AIM:
Gather all lines in the entries below that include the word "Museum".

══ INFORMATION SHOWN ══

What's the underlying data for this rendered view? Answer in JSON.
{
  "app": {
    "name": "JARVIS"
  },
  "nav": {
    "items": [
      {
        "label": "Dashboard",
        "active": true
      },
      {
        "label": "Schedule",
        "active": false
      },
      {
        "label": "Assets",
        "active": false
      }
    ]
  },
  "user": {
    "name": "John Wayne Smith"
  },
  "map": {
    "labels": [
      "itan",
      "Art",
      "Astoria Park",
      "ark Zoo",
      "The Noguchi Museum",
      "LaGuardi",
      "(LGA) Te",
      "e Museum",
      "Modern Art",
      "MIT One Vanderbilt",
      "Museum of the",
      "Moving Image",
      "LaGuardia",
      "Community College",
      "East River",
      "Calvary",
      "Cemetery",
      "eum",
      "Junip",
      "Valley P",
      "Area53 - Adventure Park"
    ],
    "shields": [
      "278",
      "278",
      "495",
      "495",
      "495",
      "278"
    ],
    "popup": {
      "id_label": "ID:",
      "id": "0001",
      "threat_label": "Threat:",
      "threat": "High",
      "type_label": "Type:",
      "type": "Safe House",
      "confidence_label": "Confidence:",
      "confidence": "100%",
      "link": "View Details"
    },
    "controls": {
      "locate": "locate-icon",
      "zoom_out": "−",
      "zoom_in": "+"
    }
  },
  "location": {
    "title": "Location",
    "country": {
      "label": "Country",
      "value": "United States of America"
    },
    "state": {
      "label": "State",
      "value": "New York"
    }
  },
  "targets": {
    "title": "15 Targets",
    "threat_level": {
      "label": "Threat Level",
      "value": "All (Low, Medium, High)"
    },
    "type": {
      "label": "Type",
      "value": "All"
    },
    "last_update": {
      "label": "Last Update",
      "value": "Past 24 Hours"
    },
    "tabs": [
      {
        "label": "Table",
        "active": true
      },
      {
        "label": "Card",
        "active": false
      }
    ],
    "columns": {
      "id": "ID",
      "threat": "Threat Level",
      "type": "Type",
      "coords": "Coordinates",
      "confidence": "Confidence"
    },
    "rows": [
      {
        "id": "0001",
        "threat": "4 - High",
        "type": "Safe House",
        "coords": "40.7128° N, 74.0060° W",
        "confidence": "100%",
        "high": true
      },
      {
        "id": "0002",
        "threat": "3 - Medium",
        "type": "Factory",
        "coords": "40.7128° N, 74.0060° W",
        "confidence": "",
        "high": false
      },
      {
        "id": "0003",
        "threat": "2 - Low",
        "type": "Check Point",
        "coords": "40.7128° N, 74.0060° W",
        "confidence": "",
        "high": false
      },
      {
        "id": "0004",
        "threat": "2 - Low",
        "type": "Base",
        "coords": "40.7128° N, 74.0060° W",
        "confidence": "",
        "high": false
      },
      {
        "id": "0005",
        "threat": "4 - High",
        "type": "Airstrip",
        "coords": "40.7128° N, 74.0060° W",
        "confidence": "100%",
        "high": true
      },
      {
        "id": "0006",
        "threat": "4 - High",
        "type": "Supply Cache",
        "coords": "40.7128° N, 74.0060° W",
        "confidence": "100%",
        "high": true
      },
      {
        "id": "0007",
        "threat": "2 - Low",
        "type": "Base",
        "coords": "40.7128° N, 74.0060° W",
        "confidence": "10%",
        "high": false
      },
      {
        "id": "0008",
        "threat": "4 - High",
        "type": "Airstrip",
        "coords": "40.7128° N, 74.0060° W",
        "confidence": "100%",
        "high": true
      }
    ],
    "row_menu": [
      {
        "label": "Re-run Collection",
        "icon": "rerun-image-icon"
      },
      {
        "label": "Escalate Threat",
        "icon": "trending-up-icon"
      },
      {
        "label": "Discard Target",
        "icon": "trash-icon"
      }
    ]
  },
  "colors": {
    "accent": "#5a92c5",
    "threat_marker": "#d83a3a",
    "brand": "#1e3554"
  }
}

═══

THE OUTPUT:
      "The Noguchi Museum",
      "e Museum",
      "Museum of the",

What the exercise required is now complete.